>> START Raw records

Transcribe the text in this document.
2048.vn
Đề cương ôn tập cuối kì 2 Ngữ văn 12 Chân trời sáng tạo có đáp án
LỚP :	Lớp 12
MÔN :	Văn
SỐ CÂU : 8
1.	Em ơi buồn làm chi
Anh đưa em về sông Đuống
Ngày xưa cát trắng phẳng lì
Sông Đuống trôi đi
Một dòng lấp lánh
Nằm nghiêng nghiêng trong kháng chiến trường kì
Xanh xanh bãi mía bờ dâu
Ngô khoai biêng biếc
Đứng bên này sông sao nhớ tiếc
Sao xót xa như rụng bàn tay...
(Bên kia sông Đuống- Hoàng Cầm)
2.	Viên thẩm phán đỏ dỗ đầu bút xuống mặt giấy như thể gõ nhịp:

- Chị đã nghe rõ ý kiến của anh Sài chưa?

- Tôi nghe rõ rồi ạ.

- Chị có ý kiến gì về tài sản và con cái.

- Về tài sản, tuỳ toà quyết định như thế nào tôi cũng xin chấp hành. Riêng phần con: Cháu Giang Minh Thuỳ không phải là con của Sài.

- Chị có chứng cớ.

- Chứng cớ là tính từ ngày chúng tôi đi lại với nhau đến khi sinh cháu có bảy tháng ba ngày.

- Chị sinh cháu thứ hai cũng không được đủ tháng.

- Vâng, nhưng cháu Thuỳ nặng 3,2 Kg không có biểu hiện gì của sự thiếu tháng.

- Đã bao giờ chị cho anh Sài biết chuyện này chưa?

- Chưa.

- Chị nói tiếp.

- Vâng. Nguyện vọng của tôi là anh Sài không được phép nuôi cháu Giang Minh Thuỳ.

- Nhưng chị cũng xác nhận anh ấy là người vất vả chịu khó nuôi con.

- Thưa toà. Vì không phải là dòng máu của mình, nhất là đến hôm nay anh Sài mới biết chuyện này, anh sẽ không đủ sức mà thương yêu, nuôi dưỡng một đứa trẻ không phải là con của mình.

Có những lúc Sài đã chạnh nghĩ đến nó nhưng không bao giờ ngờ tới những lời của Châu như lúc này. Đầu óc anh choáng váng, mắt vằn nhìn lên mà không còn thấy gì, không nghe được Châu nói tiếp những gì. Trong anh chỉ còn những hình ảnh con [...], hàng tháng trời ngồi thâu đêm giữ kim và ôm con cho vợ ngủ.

>> END Raw records

### Problem:
Once more, set down the full listing, verbatim.

### Task answer:
Transcribe the text in this document.
2048.vn
Đề cương ôn tập cuối kì 2 Ngữ văn 12 Chân trời sáng tạo có đáp án
LỚP :	Lớp 12
MÔN :	Văn
SỐ CÂU : 8
1.	Em ơi buồn làm chi
Anh đưa em về sông Đuống
Ngày xưa cát trắng phẳng lì
Sông Đuống trôi đi
Một dòng lấp lánh
Nằm nghiêng nghiêng trong kháng chiến trường kì
Xanh xanh bãi mía bờ dâu
Ngô khoai biêng biếc
Đứng bên này sông sao nhớ tiếc
Sao xót xa như rụng bàn tay...
(Bên kia sông Đuống- Hoàng Cầm)
2.	Viên thẩm phán đỏ dỗ đầu bút xuống mặt giấy như thể gõ nhịp:

- Chị đã nghe rõ ý kiến của anh Sài chưa?

- Tôi nghe rõ rồi ạ.

- Chị có ý kiến gì về tài sản và con cái.

- Về tài sản, tuỳ toà quyết định như thế nào tôi cũng xin chấp hành. Riêng phần con: Cháu Giang Minh Thuỳ không phải là con của Sài.

- Chị có chứng cớ.

- Chứng cớ là tính từ ngày chúng tôi đi lại với nhau đến khi sinh cháu có bảy tháng ba ngày.

- Chị sinh cháu thứ hai cũng không được đủ tháng.

- Vâng, nhưng cháu Thuỳ nặng 3,2 Kg không có biểu hiện gì của sự thiếu tháng.

- Đã bao giờ chị cho anh Sài biết chuyện này chưa?

- Chưa.

- Chị nói tiếp.

- Vâng. Nguyện vọng của tôi là anh Sài không được phép nuôi cháu Giang Minh Thuỳ.

- Nhưng chị cũng xác nhận anh ấy là người vất vả chịu khó nuôi con.

- Thưa toà. Vì không phải là dòng máu của mình, nhất là đến hôm nay anh Sài mới biết chuyện này, anh sẽ không đủ sức mà thương yêu, nuôi dưỡng một đứa trẻ không phải là con của mình.

Có những lúc Sài đã chạnh nghĩ đến nó nhưng không bao giờ ngờ tới những lời của Châu như lúc này. Đầu óc anh choáng váng, mắt vằn nhìn lên mà không còn thấy gì, không nghe được Châu nói tiếp những gì. Trong anh chỉ còn những hình ảnh con [...], hàng tháng trời ngồi thâu đêm giữ kim và ôm con cho vợ ngủ.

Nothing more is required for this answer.